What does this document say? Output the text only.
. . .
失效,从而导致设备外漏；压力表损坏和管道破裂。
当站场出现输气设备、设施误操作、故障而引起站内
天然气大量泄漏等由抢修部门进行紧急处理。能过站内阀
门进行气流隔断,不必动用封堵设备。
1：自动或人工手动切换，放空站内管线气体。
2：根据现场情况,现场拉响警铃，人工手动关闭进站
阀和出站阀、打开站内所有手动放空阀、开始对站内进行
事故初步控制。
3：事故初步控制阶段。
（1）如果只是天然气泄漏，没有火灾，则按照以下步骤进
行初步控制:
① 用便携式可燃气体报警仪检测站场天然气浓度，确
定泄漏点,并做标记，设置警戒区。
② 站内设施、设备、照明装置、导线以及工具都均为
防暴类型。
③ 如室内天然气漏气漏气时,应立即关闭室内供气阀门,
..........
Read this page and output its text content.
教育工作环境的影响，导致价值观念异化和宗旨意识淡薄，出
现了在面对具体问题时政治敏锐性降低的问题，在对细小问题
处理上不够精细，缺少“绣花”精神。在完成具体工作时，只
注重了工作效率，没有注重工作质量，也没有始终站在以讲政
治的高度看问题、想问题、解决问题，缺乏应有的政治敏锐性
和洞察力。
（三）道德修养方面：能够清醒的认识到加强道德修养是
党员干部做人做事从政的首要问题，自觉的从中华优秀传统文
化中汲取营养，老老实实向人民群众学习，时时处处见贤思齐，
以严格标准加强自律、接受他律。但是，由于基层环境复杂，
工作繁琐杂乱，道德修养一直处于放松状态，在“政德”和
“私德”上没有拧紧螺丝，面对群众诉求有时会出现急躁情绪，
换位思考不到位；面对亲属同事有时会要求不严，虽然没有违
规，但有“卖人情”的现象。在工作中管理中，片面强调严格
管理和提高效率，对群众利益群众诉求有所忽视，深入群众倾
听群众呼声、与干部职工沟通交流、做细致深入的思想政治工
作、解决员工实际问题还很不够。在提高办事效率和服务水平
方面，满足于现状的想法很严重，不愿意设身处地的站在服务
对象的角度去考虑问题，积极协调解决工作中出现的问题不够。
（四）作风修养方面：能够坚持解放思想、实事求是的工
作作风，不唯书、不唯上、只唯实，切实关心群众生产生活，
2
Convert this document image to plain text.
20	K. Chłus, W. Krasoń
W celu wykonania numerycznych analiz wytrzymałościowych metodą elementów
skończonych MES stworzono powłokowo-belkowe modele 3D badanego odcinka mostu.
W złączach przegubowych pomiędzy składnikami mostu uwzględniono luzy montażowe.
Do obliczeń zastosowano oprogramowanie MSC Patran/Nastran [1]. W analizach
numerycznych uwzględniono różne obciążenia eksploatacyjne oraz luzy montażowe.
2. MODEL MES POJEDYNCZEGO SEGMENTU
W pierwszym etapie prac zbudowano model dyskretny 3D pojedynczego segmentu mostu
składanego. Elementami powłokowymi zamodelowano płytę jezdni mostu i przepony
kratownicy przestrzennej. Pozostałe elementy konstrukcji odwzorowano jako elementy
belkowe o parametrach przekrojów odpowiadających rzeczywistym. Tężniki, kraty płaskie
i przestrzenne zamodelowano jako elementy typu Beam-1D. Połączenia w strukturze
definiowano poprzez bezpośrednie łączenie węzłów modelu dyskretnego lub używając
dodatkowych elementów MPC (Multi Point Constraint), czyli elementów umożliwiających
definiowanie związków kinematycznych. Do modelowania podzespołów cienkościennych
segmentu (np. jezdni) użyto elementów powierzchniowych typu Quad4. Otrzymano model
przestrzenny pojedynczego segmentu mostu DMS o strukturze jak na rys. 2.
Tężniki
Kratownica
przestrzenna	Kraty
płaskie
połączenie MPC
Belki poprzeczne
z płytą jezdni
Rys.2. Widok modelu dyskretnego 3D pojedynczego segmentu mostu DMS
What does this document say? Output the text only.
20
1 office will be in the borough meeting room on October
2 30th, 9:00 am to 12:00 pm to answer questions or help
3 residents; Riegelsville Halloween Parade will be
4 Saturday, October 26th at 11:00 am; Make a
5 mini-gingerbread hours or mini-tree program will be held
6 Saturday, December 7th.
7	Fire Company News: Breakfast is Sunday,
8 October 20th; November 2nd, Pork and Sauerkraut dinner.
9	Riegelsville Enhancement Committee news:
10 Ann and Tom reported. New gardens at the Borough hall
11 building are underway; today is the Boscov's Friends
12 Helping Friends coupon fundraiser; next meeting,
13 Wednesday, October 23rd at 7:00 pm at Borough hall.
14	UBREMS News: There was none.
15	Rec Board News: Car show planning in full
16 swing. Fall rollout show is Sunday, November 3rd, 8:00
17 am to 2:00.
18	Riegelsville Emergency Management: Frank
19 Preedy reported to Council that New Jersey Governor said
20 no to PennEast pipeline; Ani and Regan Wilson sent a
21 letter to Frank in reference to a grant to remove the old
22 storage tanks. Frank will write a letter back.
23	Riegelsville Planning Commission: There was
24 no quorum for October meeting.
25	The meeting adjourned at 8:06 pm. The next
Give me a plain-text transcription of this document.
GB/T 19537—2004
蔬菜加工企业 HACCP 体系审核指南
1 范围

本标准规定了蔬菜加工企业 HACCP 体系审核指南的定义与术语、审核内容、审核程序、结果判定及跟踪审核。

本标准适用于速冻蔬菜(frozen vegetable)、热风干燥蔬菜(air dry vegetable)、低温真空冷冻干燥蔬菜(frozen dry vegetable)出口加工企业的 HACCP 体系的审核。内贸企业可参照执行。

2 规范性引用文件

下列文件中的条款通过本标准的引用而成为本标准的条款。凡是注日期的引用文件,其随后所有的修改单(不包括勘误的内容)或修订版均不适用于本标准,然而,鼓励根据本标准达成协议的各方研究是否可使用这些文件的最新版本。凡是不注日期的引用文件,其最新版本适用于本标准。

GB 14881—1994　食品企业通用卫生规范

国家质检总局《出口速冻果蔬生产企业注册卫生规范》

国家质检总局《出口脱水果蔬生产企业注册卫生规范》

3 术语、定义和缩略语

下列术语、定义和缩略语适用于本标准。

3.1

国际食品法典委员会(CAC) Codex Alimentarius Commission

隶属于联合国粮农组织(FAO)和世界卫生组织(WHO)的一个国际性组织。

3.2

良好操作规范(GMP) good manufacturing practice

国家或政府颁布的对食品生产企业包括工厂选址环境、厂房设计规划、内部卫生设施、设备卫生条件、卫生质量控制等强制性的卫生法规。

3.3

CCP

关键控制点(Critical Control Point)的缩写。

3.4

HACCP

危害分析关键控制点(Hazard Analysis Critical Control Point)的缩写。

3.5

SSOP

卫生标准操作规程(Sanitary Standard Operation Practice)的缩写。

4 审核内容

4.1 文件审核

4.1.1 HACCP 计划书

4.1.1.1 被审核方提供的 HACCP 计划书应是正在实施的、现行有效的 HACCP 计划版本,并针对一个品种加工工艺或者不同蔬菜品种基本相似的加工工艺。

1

WHAT THE TASK REQUIRES → Identify every line holding the word "strukturze" and copy it out.

EXERCISE SOLUTION →
i przestrzenne zamodelowano jako elementy typu Beam-1D. Połączenia w strukturze
przestrzenny pojedynczego segmentu mostu DMS o strukturze jak na rys. 2.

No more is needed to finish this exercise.